── TEXT EXCERPT ──
Southwest is wonderful. A last minute flight to Albany, New York only cost $200. And Albany is only 3 hours from Montreal. That is a doable drive.
I rent a car. A Chevy Cobalt...white with a tail fin...and while you are at it, why don't you throw in the Garmin for the day. So I don't get lost...
I wake up early, jump in my White Cobalt and start driving. Through Canada...through the border...cruising along, wind in my hair, enjoying the drive. I had Golden Earring pumping through the radio. I am singing at the top of my lungs. I had the road to myself. Pedal to the metal. Drumming on the steering wheel. Cruising...
COP, COP, COP...my brain screams. I look down at the speedometer...155...OH NO. One Hundred and Fifty Five...Crap. This car should have broken apart. Chevy's don't go that fast. Oh no. I am going to jail. It is all over. My political career, over. My reputation, over. My weekend, over.
Oh wait...Kilometers per hour...155 KPH. This car is Canadian. Whew...155kph is not that fast, is it?
The way that cop peeled out said that it was...I quickly did the math in my head...155kph...carry the 1...95mph. Yes, Ninety-Five Miles Per Hour, or so...frick, frick, double frick.
"Sir, please step out of the car and put your hands on the hood."
Uh oh. This is not normal. I have been pulled over before. Maybe a couple times (shhh, don't tell my mom). I have never been asked to step out of the car before. Did he just say put my hands on the hood. This is not good.
───
= WHAT IS ASKED =
In the road-trip story above, how much did the last-minute flight to Albany cost? The data isn't needed for this.
── DATA EXTRACT ──
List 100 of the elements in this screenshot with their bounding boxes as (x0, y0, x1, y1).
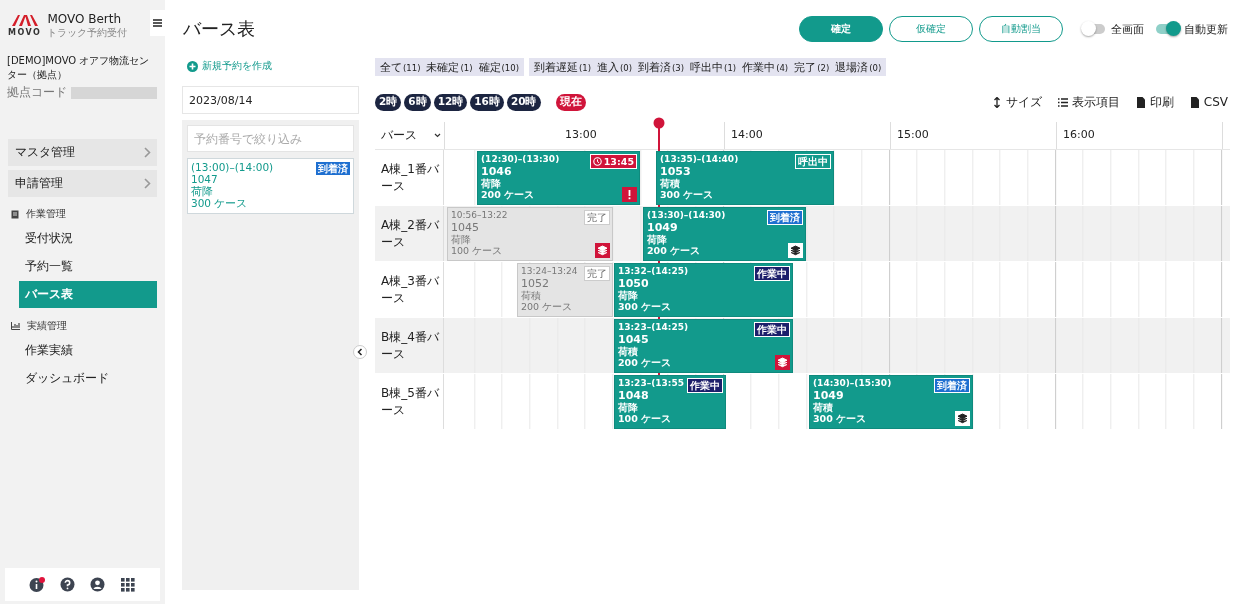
───
= THE RESULT =
$200.